A, B, ou comme dans ce cas C ? Même si les objets et l'heure restent les mêmes, songez aux différents effets que l'on peut produire par d'autres moyens, dans la photographie comme dans le journalisme. “Effet de comparaison de filtres” par l'utilisateur de Flickr BlueRidgeKitties, photos prises en avril 2012 (CC BY-NC-SA 2.0).

Cette étude est frappante car elle montre avec force la façon dont le cadrage sous-jacent, en termes de signification ou d'interprétation (ici en termes de risques) porte suffisamment de sens pour générer des résultats diamétralement opposés. Le problème est simple, et la moralité du choix le semble aussi (la vie est positive, la mort est négative), mais apparemment, le fait qu'une option paraisse meilleure qu'une autre dépend fortement de la façon dont elles sont toutes les deux présentées.

Reconnaître l'existence du cadrage de l'information ne signifie pas que les gens sont manipulés ou que les problèmes sont toujours déformés. Le monde est complexe et le cadrage fait partie des outils que nous utilisons pour comprendre l'importance et la signification des choses. Cette variété des approches dans la présentation de l'information, y compris les informations journalistiques, reflète notre diversité humaine.

En fin de compte, si les problèmes, la moralité et les solutions dépendent tant de leur cadrage, s'interroger sur le cadrage des informations revient à s'interroger, plus largement, sur le but des informations elles-mêmes. Dans une démocratie, elles donnent aux citoyens les moyens de prendre leurs propres décisions, par exemple sur la gouvernance.

* [EXERCICE]:
Reproduisez à l'identique et en entier le texte ci-dessus sur le cadrage de l'information.

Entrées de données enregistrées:
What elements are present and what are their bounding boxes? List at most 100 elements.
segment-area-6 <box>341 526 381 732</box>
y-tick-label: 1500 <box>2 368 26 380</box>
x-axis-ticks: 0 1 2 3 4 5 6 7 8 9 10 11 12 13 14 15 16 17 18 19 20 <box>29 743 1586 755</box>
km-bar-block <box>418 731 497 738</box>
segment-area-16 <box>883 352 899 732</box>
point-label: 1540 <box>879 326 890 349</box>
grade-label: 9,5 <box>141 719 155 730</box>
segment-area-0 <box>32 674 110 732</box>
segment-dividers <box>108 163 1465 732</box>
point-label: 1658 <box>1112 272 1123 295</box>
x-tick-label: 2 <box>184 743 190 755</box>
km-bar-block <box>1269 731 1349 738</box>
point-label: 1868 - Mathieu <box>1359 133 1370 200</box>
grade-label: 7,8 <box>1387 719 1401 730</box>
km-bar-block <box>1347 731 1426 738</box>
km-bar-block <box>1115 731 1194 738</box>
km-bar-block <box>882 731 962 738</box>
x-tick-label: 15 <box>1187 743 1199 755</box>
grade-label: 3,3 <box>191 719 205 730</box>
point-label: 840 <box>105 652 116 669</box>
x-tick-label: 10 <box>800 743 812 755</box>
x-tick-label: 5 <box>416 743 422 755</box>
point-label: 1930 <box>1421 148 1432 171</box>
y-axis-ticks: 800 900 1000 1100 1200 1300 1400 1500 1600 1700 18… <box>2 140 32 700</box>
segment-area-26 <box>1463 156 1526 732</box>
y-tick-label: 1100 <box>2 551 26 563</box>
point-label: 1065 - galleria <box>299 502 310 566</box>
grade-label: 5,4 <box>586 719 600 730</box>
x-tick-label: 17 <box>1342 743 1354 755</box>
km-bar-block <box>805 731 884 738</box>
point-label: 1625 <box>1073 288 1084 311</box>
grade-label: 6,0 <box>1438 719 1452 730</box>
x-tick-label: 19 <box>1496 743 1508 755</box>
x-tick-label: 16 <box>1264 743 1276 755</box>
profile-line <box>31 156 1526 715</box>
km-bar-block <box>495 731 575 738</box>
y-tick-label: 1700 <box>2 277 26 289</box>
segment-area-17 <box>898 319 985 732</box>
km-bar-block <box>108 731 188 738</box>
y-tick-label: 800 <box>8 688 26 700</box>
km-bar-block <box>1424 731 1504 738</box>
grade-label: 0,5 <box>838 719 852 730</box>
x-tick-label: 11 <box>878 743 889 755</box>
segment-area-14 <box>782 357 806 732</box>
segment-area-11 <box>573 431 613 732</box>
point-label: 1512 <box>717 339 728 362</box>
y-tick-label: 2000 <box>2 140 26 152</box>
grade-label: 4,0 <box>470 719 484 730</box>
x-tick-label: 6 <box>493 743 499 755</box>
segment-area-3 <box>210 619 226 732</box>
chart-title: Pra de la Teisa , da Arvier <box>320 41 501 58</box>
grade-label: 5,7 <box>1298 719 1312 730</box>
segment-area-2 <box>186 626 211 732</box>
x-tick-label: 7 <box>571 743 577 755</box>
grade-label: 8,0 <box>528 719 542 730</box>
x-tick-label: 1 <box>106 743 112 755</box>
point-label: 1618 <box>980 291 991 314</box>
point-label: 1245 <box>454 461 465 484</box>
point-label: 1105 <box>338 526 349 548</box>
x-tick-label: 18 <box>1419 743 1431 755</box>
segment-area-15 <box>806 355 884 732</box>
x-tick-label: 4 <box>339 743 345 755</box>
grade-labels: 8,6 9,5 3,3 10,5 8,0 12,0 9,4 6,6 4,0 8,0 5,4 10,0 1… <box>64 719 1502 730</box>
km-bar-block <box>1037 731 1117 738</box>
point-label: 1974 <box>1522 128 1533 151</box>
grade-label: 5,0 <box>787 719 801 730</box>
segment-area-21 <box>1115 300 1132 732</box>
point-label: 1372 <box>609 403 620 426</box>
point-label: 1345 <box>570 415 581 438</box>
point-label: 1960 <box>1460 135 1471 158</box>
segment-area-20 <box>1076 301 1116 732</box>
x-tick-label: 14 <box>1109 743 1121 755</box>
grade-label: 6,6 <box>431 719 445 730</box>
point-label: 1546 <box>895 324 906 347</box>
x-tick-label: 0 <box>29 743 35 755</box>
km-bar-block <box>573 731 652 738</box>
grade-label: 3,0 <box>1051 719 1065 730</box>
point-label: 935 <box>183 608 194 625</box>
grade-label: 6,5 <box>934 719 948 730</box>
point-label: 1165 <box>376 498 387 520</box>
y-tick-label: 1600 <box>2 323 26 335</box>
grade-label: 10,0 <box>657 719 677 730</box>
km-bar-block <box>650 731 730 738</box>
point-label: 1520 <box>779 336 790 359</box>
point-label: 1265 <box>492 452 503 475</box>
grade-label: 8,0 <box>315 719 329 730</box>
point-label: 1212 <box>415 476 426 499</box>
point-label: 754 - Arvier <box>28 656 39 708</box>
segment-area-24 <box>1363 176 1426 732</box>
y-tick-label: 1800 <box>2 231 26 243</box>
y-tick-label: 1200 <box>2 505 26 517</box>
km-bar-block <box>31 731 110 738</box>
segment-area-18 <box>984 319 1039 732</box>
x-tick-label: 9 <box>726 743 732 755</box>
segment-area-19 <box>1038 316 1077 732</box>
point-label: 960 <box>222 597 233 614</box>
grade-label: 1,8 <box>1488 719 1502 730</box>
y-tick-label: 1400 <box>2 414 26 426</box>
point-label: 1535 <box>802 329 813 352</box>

* [RÉPONSE ATTENDUE]:
A, B, ou comme dans ce cas C ? Même si les objets et l'heure restent les mêmes, songez aux différents effets que l'on peut produire par d'autres moyens, dans la photographie comme dans le journalisme. “Effet de comparaison de filtres” par l'utilisateur de Flickr BlueRidgeKitties, photos prises en avril 2012 (CC BY-NC-SA 2.0).

Cette étude est frappante car elle montre avec force la façon dont le cadrage sous-jacent, en termes de signification ou d'interprétation (ici en termes de risques) porte suffisamment de sens pour générer des résultats diamétralement opposés. Le problème est simple, et la moralité du choix le semble aussi (la vie est positive, la mort est négative), mais apparemment, le fait qu'une option paraisse meilleure qu'une autre dépend fortement de la façon dont elles sont toutes les deux présentées.

Reconnaître l'existence du cadrage de l'information ne signifie pas que les gens sont manipulés ou que les problèmes sont toujours déformés. Le monde est complexe et le cadrage fait partie des outils que nous utilisons pour comprendre l'importance et la signification des choses. Cette variété des approches dans la présentation de l'information, y compris les informations journalistiques, reflète notre diversité humaine.

En fin de compte, si les problèmes, la moralité et les solutions dépendent tant de leur cadrage, s'interroger sur le cadrage des informations revient à s'interroger, plus largement, sur le but des informations elles-mêmes. Dans une démocratie, elles donnent aux citoyens les moyens de prendre leurs propres décisions, par exemple sur la gouvernance.